Consigne:
Dans le texte sur Ressons-le-Long ci-dessous, relevez tous les fiefs nommés.

Texte fourni:
┌────────

Mais cette belle demeure de la Montagne n’était pas la
seule bâtisse importante de Ressons-le-Long qui comptait
plusieurs autres grands domaines. Au Montois, la petite ferme
de Jehan Molin construite avant 1580 resta dans la famille Lévesque
de 1623 à 1735 avant de devenir, cette année-là, un beau château
construit par Antoine Perticoz. Mais ce fief du Montois avait
été réuni par Jean Bonet à celui de Mainville. Fief
seigneurial dés la fin du 15e siècle, Mainville
avait été régi par Jean d’Argentan, qui avait le passage
franc du bac de Vic, avant de se voir adjoindre les fiefs de
la Douve et du Montois. En 1671 Jean Bonet fit rebâtir le château
et améliora la propriété et la ferme attenante. Acquis en
1764 par Françoise Chevallier de la Souricière, Mainville
passa aux mains de Jean-Baptiste Bonardi qui hérita du
domaine en épousant Marie Chevallier, la nièce de
l’ancienne propriétaire.
Mais auparavant, Mainville avait appartenu au seigneur du
fief de Poulandon régi par la coutume du Valois. Construit dés
le 14e siècle,
(par référence aux travaux de M. Bernard Ancien), le
manoir de Poulandon comportait un logis avec plusieurs
tourelles et une enceinte sur laquelle vint se greffer le
pavillon du Sud-Est vers 1550. Après François de Bosbecq en
1589, Nicolas de Gonnelieu passa aux mains de la famille des
De Bezanne. Et le domaine fut loué à des fermiers nommés
receveurs de Poulandon à partir de 1719 tandis Charles de
Lancry, seigneur de Rimberlieu, devint en 1756, le dernier
seigneur de Poulandon.
Avec
sa grange des Dîmes (dans la grande cour, prés de l’actuel
monument aux morts), son notaire, sa vie religieuse intense
(on baptisa bien des cloches en 1671, 1733…) ses cent
quatorze feux (familles) en 1706… Ressons-le-Long était un
pays assez prospère que n’épargnent cependant pas les
grandes disettes de 1661 et 1662, les épidémies de peste en
1668 et maints fléaux avant que ne se déclenche la grande révolution
de 1789.

└────────

Données sources:
┌────────

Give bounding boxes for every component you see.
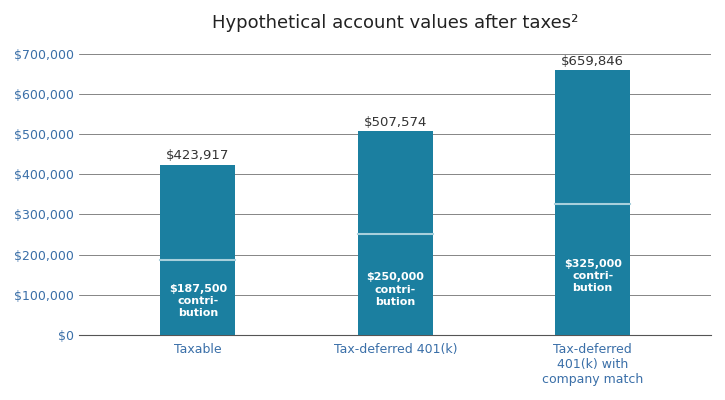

└────────

Réponse attendue:
- le Montois
- Mainville
- la Douve
- Poulandon